▶ [Job] Your task is to copy every line of the records below that contains "delivery".

(Data entries)
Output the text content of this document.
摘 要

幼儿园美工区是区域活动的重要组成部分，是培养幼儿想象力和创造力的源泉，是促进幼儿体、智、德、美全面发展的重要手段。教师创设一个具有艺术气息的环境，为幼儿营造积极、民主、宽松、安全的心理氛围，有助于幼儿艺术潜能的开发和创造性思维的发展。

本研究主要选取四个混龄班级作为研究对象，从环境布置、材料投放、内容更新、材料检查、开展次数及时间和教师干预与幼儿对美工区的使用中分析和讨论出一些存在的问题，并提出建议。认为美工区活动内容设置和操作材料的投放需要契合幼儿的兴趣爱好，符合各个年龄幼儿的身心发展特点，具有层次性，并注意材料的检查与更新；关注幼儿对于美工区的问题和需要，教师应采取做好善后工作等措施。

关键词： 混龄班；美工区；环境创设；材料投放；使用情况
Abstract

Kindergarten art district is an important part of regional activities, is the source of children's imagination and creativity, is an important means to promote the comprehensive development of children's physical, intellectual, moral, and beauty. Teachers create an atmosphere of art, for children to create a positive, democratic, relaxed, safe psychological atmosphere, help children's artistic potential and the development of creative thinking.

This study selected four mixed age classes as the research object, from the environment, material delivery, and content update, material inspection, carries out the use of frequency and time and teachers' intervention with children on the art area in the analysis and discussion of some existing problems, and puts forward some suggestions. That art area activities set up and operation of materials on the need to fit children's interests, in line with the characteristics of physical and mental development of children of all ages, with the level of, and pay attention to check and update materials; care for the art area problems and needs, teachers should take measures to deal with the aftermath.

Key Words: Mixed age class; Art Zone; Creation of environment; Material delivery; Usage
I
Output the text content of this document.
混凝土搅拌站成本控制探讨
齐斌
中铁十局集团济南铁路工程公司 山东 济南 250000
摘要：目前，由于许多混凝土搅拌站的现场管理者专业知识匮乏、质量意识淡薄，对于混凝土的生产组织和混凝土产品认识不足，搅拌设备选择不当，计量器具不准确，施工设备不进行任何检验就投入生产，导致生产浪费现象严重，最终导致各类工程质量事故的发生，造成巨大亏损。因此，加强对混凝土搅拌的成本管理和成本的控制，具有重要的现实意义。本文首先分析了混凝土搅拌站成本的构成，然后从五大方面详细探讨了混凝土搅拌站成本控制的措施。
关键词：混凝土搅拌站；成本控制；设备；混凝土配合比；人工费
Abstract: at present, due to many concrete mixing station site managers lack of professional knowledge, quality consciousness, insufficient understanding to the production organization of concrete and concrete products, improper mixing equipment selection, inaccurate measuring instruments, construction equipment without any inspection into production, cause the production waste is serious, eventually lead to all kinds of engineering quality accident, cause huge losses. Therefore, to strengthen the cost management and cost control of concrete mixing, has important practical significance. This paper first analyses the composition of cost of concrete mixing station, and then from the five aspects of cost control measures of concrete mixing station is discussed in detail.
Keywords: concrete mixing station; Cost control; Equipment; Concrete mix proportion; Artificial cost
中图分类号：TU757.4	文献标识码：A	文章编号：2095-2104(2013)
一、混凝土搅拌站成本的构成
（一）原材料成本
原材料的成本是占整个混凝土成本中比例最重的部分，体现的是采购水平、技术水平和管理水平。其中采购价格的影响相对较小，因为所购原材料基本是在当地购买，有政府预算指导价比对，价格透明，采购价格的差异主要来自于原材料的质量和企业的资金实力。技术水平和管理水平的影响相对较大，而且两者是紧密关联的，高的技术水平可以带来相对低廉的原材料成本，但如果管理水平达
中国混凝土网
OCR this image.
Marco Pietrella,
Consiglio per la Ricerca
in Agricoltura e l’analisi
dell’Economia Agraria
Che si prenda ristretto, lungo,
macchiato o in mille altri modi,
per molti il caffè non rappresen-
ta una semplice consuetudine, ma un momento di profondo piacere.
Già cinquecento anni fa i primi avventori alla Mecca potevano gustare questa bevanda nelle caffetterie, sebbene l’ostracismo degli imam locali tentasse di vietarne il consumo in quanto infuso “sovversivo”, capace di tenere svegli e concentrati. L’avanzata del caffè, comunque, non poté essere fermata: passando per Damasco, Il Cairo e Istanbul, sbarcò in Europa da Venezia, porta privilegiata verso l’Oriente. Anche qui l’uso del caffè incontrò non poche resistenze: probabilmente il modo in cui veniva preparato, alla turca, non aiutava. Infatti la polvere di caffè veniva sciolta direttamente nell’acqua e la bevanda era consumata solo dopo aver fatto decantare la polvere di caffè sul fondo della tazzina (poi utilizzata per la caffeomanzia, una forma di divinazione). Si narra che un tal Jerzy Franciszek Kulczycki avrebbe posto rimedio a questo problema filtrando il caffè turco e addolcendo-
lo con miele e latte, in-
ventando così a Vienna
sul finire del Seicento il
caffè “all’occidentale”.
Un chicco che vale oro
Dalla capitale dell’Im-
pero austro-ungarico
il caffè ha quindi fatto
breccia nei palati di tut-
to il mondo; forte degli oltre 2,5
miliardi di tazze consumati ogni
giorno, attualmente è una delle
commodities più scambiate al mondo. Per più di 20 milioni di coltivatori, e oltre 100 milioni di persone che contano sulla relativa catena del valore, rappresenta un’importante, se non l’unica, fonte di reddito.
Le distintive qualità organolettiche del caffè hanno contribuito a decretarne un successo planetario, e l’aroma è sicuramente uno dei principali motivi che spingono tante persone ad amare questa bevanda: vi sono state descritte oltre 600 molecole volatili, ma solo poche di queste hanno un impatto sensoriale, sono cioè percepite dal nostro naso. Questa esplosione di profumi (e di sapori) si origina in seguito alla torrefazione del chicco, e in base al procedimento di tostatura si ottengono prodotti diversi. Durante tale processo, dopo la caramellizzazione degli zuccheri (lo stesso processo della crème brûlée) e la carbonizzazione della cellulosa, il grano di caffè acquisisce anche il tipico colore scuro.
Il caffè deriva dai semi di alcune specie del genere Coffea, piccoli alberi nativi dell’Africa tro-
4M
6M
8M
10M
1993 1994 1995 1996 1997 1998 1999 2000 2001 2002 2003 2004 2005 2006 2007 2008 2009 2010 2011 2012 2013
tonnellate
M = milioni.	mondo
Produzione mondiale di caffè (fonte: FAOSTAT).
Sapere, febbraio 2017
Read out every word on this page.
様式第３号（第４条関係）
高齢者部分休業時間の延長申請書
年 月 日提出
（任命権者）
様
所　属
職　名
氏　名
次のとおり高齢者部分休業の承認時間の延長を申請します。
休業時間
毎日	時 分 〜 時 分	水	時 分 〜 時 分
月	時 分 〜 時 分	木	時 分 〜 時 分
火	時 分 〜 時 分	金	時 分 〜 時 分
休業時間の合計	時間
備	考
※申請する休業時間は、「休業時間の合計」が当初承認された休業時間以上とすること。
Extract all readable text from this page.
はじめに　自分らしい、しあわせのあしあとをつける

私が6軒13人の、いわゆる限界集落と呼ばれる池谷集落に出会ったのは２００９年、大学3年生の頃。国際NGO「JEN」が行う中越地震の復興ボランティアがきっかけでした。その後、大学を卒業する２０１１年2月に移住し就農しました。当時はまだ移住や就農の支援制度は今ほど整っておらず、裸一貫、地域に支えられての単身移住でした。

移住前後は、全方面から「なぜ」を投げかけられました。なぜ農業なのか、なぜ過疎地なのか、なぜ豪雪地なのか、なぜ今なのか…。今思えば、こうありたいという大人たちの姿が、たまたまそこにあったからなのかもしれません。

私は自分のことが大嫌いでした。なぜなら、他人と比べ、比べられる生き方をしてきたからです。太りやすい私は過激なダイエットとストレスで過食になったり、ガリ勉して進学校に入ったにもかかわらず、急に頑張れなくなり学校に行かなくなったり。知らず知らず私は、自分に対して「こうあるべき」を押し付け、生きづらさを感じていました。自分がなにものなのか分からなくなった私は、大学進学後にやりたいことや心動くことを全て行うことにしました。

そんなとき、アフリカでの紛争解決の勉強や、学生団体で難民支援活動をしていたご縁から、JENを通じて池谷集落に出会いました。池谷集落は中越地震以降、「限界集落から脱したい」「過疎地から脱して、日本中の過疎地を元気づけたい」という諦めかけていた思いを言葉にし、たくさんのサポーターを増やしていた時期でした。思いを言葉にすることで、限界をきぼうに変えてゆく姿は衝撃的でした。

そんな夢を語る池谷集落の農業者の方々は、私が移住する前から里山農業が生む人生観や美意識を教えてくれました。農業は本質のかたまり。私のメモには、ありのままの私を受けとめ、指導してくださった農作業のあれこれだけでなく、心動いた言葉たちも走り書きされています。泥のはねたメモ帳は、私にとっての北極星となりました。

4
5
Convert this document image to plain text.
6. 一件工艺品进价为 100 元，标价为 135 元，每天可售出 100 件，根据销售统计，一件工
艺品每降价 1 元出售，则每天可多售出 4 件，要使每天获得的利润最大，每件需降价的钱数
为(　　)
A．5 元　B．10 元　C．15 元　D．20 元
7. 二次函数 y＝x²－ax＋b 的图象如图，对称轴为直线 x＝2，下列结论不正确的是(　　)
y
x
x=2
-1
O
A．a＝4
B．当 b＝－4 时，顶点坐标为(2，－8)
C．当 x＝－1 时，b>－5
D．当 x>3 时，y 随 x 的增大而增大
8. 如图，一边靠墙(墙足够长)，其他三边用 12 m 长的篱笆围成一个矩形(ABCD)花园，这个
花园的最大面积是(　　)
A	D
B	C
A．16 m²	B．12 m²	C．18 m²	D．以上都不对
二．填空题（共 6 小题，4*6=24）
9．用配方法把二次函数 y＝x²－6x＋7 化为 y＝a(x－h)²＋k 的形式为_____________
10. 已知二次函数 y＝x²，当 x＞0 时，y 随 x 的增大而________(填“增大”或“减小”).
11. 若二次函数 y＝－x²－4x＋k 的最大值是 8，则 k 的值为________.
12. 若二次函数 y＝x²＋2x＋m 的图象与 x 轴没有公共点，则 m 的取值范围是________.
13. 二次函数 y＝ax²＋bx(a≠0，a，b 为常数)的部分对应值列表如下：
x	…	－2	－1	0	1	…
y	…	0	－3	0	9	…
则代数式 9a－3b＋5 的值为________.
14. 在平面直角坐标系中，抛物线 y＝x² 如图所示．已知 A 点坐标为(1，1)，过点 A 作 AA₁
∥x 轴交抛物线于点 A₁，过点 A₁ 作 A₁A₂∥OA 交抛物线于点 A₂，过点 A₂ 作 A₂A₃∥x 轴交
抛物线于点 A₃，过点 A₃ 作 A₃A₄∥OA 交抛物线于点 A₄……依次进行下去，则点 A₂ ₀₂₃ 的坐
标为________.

▶ [Correct answer]
This study selected four mixed age classes as the research object, from the environment, material delivery, and content update, material inspection, carries out the use of frequency and time and teachers' intervention with children on the art area in the analysis and discussion of some existing problems, and puts forward some suggestions. That art area activities set up and operation of materials on the need to fit children's interests, in line with the characteristics of physical and mental development of children of all ages, with the level of, and pay attention to check and update materials; care for the art area problems and needs, teachers should take measures to deal with the aftermath.
Key Words: Mixed age class; Art Zone; Creation of environment; Material delivery; Usage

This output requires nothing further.